Task details>
Faithfully return all lines, omitting every embedded picture.

Extracted material>
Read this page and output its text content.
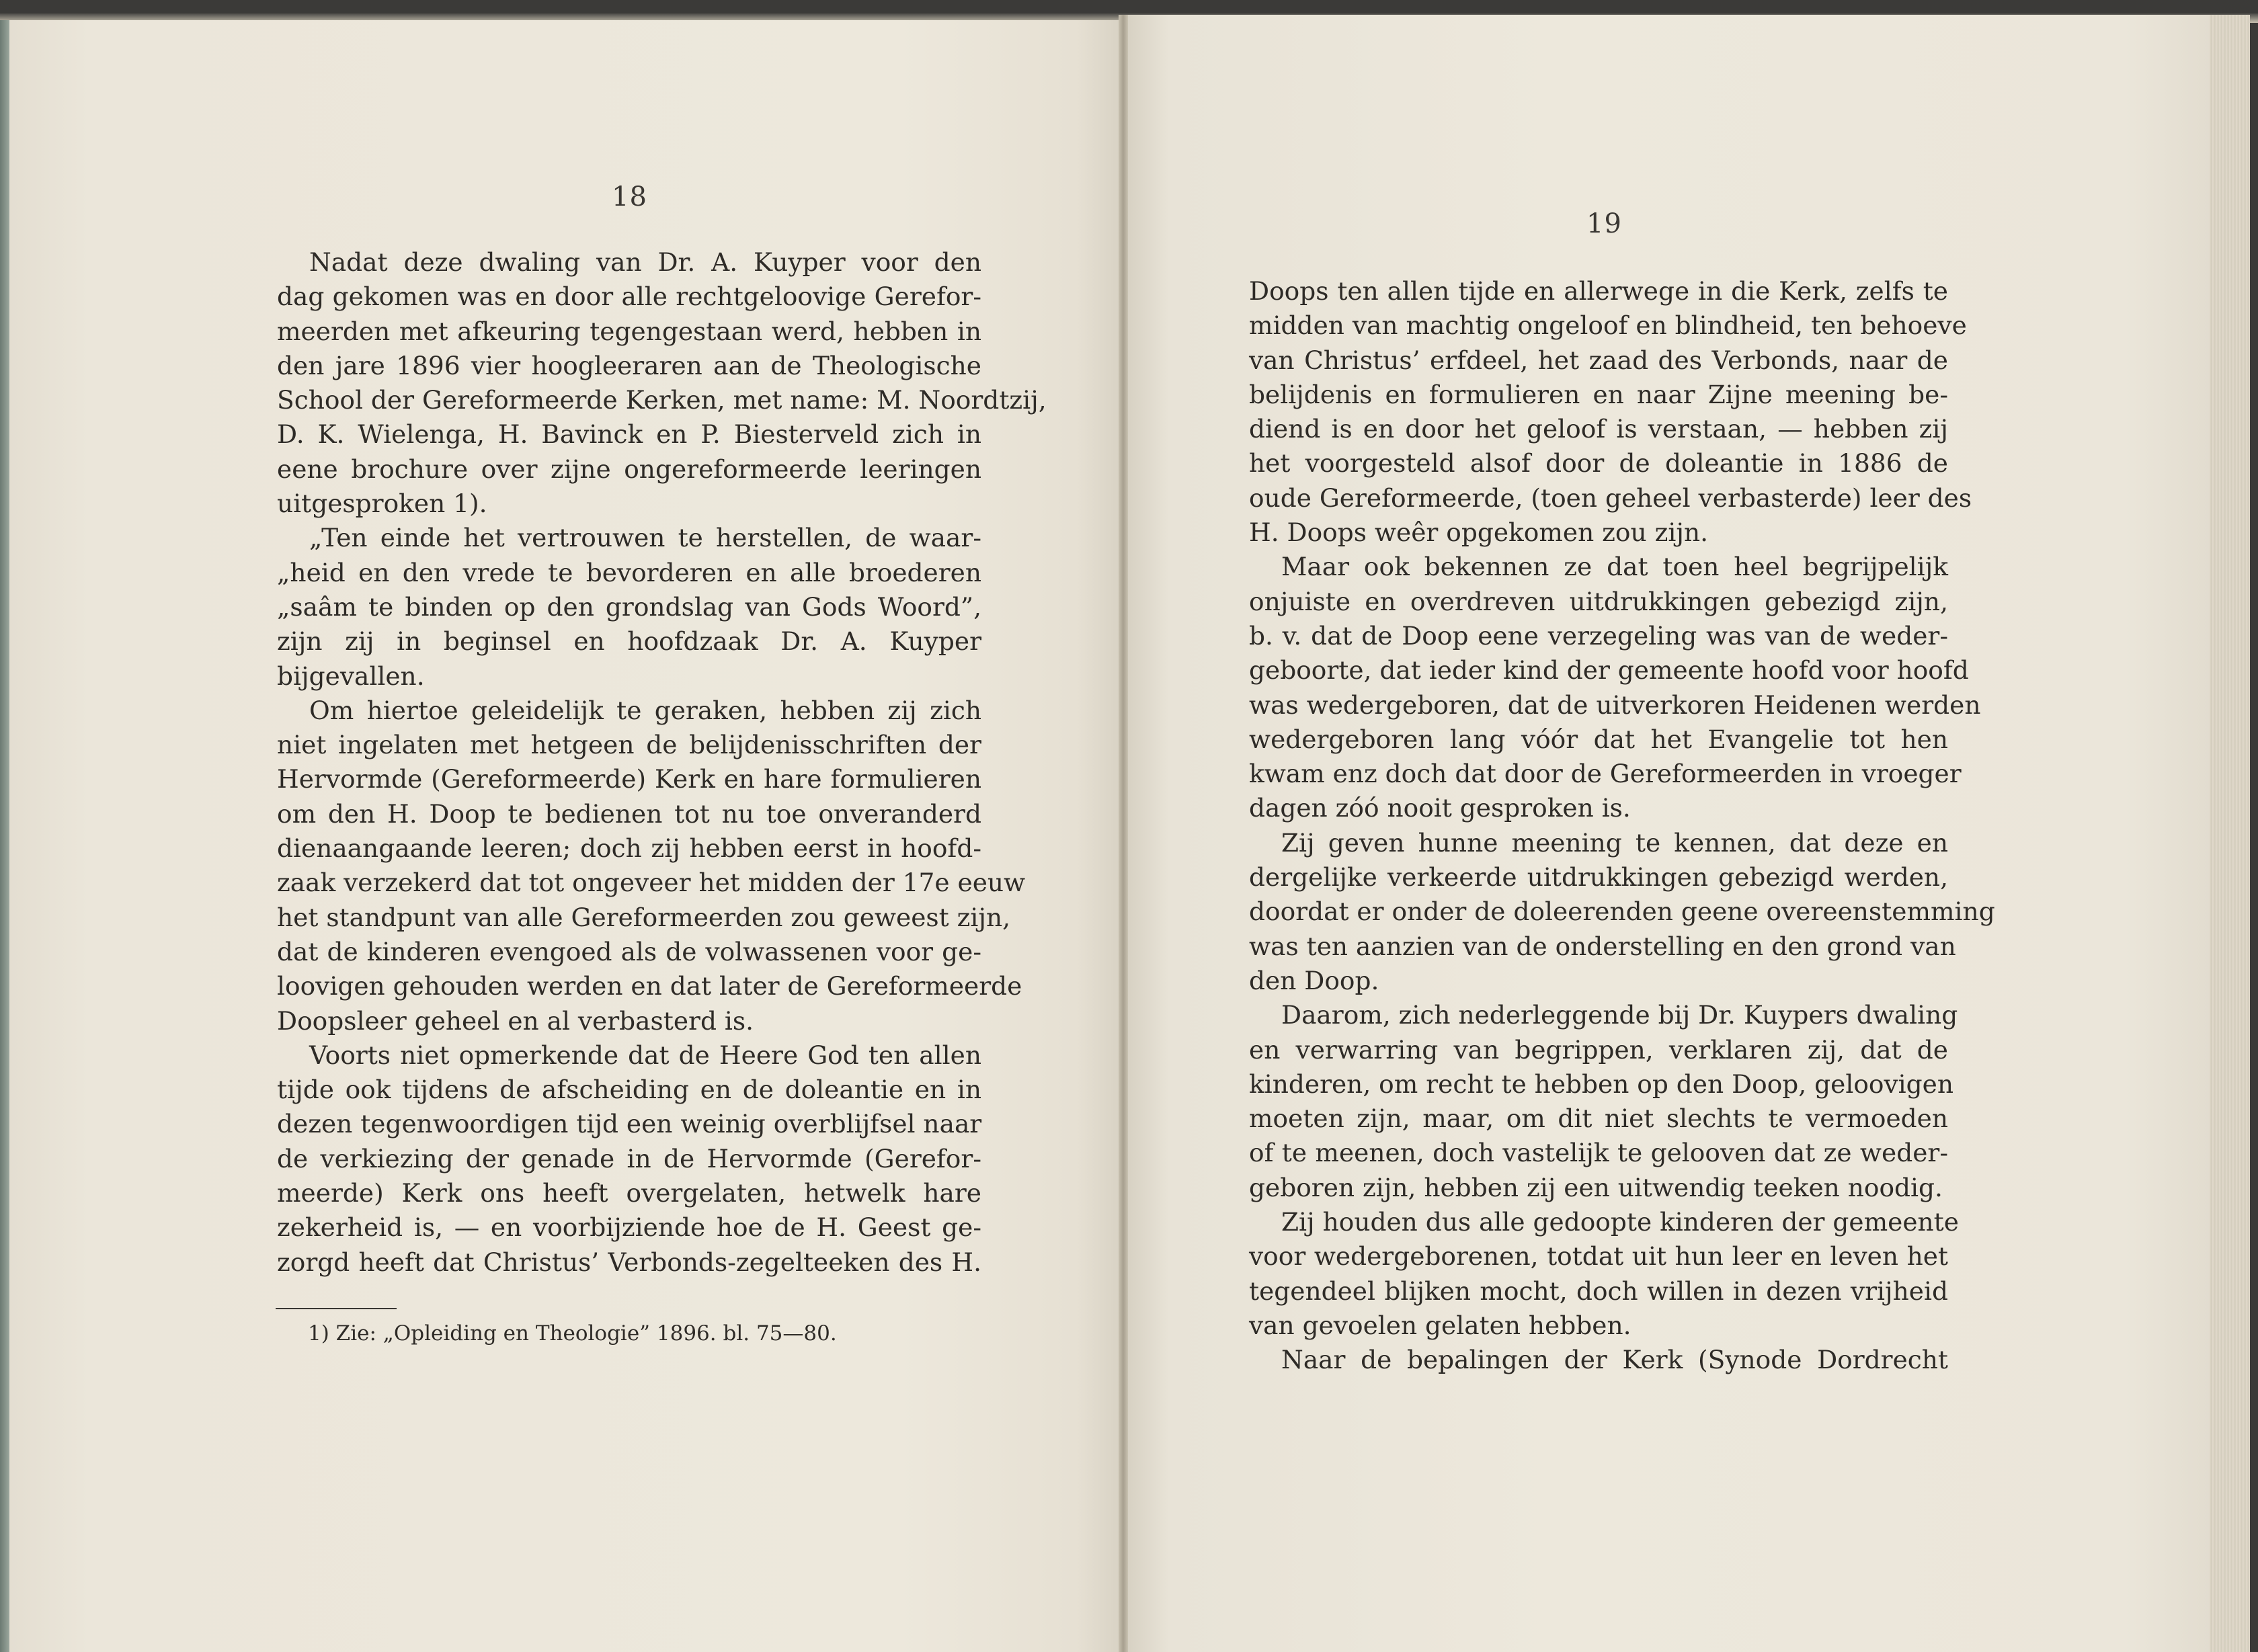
18
19
Nadat deze dwaling van Dr. A. Kuyper voor den
dag gekomen was en door alle rechtgeloovige Gerefor-
meerden met afkeuring tegengestaan werd, hebben in
den jare 1896 vier hoogleeraren aan de Theologische
School der Gereformeerde Kerken, met name: M. Noordtzij,
D. K. Wielenga, H. Bavinck en P. Biesterveld zich in
eene brochure over zijne ongereformeerde leeringen
uitgesproken 1).
„Ten einde het vertrouwen te herstellen, de waar-
„heid en den vrede te bevorderen en alle broederen
„saâm te binden op den grondslag van Gods Woord”,
zijn zij in beginsel en hoofdzaak Dr. A. Kuyper
bijgevallen.
Om hiertoe geleidelijk te geraken, hebben zij zich
niet ingelaten met hetgeen de belijdenisschriften der
Hervormde (Gereformeerde) Kerk en hare formulieren
om den H. Doop te bedienen tot nu toe onveranderd
dienaangaande leeren; doch zij hebben eerst in hoofd-
zaak verzekerd dat tot ongeveer het midden der 17e eeuw
het standpunt van alle Gereformeerden zou geweest zijn,
dat de kinderen evengoed als de volwassenen voor ge-
loovigen gehouden werden en dat later de Gereformeerde
Doopsleer geheel en al verbasterd is.
Voorts niet opmerkende dat de Heere God ten allen
tijde ook tijdens de afscheiding en de doleantie en in
dezen tegenwoordigen tijd een weinig overblijfsel naar
de verkiezing der genade in de Hervormde (Gerefor-
meerde) Kerk ons heeft overgelaten, hetwelk hare
zekerheid is, — en voorbijziende hoe de H. Geest ge-
zorgd heeft dat Christus’ Verbonds-zegelteeken des H.
1) Zie: „Opleiding en Theologie” 1896. bl. 75—80.
Doops ten allen tijde en allerwege in die Kerk, zelfs te
midden van machtig ongeloof en blindheid, ten behoeve
van Christus’ erfdeel, het zaad des Verbonds, naar de
belijdenis en formulieren en naar Zijne meening be-
diend is en door het geloof is verstaan, — hebben zij
het voorgesteld alsof door de doleantie in 1886 de
oude Gereformeerde, (toen geheel verbasterde) leer des
H. Doops weêr opgekomen zou zijn.
Maar ook bekennen ze dat toen heel begrijpelijk
onjuiste en overdreven uitdrukkingen gebezigd zijn,
b. v. dat de Doop eene verzegeling was van de weder-
geboorte, dat ieder kind der gemeente hoofd voor hoofd
was wedergeboren, dat de uitverkoren Heidenen werden
wedergeboren lang vóór dat het Evangelie tot hen
kwam enz doch dat door de Gereformeerden in vroeger
dagen zóó nooit gesproken is.
Zij geven hunne meening te kennen, dat deze en
dergelijke verkeerde uitdrukkingen gebezigd werden,
doordat er onder de doleerenden geene overeenstemming
was ten aanzien van de onderstelling en den grond van
den Doop.
Daarom, zich nederleggende bij Dr. Kuypers dwaling
en verwarring van begrippen, verklaren zij, dat de
kinderen, om recht te hebben op den Doop, geloovigen
moeten zijn, maar, om dit niet slechts te vermoeden
of te meenen, doch vastelijk te gelooven dat ze weder-
geboren zijn, hebben zij een uitwendig teeken noodig.
Zij houden dus alle gedoopte kinderen der gemeente
voor wedergeborenen, totdat uit hun leer en leven het
tegendeel blijken mocht, doch willen in dezen vrijheid
van gevoelen gelaten hebben.
Naar de bepalingen der Kerk (Synode Dordrecht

The output>
Read this page and output its text content.
18
19
Nadat deze dwaling van Dr. A. Kuyper voor den
dag gekomen was en door alle rechtgeloovige Gerefor-
meerden met afkeuring tegengestaan werd, hebben in
den jare 1896 vier hoogleeraren aan de Theologische
School der Gereformeerde Kerken, met name: M. Noordtzij,
D. K. Wielenga, H. Bavinck en P. Biesterveld zich in
eene brochure over zijne ongereformeerde leeringen
uitgesproken 1).
„Ten einde het vertrouwen te herstellen, de waar-
„heid en den vrede te bevorderen en alle broederen
„saâm te binden op den grondslag van Gods Woord”,
zijn zij in beginsel en hoofdzaak Dr. A. Kuyper
bijgevallen.
Om hiertoe geleidelijk te geraken, hebben zij zich
niet ingelaten met hetgeen de belijdenisschriften der
Hervormde (Gereformeerde) Kerk en hare formulieren
om den H. Doop te bedienen tot nu toe onveranderd
dienaangaande leeren; doch zij hebben eerst in hoofd-
zaak verzekerd dat tot ongeveer het midden der 17e eeuw
het standpunt van alle Gereformeerden zou geweest zijn,
dat de kinderen evengoed als de volwassenen voor ge-
loovigen gehouden werden en dat later de Gereformeerde
Doopsleer geheel en al verbasterd is.
Voorts niet opmerkende dat de Heere God ten allen
tijde ook tijdens de afscheiding en de doleantie en in
dezen tegenwoordigen tijd een weinig overblijfsel naar
de verkiezing der genade in de Hervormde (Gerefor-
meerde) Kerk ons heeft overgelaten, hetwelk hare
zekerheid is, — en voorbijziende hoe de H. Geest ge-
zorgd heeft dat Christus’ Verbonds-zegelteeken des H.
1) Zie: „Opleiding en Theologie” 1896. bl. 75—80.
Doops ten allen tijde en allerwege in die Kerk, zelfs te
midden van machtig ongeloof en blindheid, ten behoeve
van Christus’ erfdeel, het zaad des Verbonds, naar de
belijdenis en formulieren en naar Zijne meening be-
diend is en door het geloof is verstaan, — hebben zij
het voorgesteld alsof door de doleantie in 1886 de
oude Gereformeerde, (toen geheel verbasterde) leer des
H. Doops weêr opgekomen zou zijn.
Maar ook bekennen ze dat toen heel begrijpelijk
onjuiste en overdreven uitdrukkingen gebezigd zijn,
b. v. dat de Doop eene verzegeling was van de weder-
geboorte, dat ieder kind der gemeente hoofd voor hoofd
was wedergeboren, dat de uitverkoren Heidenen werden
wedergeboren lang vóór dat het Evangelie tot hen
kwam enz doch dat door de Gereformeerden in vroeger
dagen zóó nooit gesproken is.
Zij geven hunne meening te kennen, dat deze en
dergelijke verkeerde uitdrukkingen gebezigd werden,
doordat er onder de doleerenden geene overeenstemming
was ten aanzien van de onderstelling en den grond van
den Doop.
Daarom, zich nederleggende bij Dr. Kuypers dwaling
en verwarring van begrippen, verklaren zij, dat de
kinderen, om recht te hebben op den Doop, geloovigen
moeten zijn, maar, om dit niet slechts te vermoeden
of te meenen, doch vastelijk te gelooven dat ze weder-
geboren zijn, hebben zij een uitwendig teeken noodig.
Zij houden dus alle gedoopte kinderen der gemeente
voor wedergeborenen, totdat uit hun leer en leven het
tegendeel blijken mocht, doch willen in dezen vrijheid
van gevoelen gelaten hebben.
Naar de bepalingen der Kerk (Synode Dordrecht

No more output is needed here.